▸ TASK STATEMENT
Repeat the material exactly, leaving nothing out.

▸ DATA FOR THIS TASK
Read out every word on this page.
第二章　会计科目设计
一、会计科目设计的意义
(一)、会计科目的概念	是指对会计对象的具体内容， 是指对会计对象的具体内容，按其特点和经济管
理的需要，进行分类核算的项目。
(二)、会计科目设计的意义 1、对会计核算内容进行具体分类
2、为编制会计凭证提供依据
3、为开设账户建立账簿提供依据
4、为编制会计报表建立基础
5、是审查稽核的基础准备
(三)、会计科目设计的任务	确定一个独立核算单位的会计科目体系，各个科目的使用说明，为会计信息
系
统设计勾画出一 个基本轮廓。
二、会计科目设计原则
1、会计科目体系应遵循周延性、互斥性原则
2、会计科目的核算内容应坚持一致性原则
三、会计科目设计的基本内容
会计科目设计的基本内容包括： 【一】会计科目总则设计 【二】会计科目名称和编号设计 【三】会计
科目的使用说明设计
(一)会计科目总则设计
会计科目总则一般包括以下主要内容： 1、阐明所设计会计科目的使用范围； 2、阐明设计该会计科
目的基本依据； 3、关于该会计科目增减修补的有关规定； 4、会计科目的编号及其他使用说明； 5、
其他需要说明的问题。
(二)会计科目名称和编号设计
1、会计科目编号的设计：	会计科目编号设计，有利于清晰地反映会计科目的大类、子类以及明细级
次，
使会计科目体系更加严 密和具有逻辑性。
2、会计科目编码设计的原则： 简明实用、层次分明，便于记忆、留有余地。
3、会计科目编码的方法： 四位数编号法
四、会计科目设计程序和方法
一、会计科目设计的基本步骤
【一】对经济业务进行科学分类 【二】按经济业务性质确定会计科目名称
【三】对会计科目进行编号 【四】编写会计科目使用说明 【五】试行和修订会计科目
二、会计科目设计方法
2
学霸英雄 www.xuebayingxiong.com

▸ REPLY
Read out every word on this page.
第二章　会计科目设计
一、会计科目设计的意义
(一)、会计科目的概念	是指对会计对象的具体内容， 是指对会计对象的具体内容，按其特点和经济管
理的需要，进行分类核算的项目。
(二)、会计科目设计的意义 1、对会计核算内容进行具体分类
2、为编制会计凭证提供依据
3、为开设账户建立账簿提供依据
4、为编制会计报表建立基础
5、是审查稽核的基础准备
(三)、会计科目设计的任务	确定一个独立核算单位的会计科目体系，各个科目的使用说明，为会计信息
系
统设计勾画出一 个基本轮廓。
二、会计科目设计原则
1、会计科目体系应遵循周延性、互斥性原则
2、会计科目的核算内容应坚持一致性原则
三、会计科目设计的基本内容
会计科目设计的基本内容包括： 【一】会计科目总则设计 【二】会计科目名称和编号设计 【三】会计
科目的使用说明设计
(一)会计科目总则设计
会计科目总则一般包括以下主要内容： 1、阐明所设计会计科目的使用范围； 2、阐明设计该会计科
目的基本依据； 3、关于该会计科目增减修补的有关规定； 4、会计科目的编号及其他使用说明； 5、
其他需要说明的问题。
(二)会计科目名称和编号设计
1、会计科目编号的设计：	会计科目编号设计，有利于清晰地反映会计科目的大类、子类以及明细级
次，
使会计科目体系更加严 密和具有逻辑性。
2、会计科目编码设计的原则： 简明实用、层次分明，便于记忆、留有余地。
3、会计科目编码的方法： 四位数编号法
四、会计科目设计程序和方法
一、会计科目设计的基本步骤
【一】对经济业务进行科学分类 【二】按经济业务性质确定会计科目名称
【三】对会计科目进行编号 【四】编写会计科目使用说明 【五】试行和修订会计科目
二、会计科目设计方法
2
学霸英雄 www.xuebayingxiong.com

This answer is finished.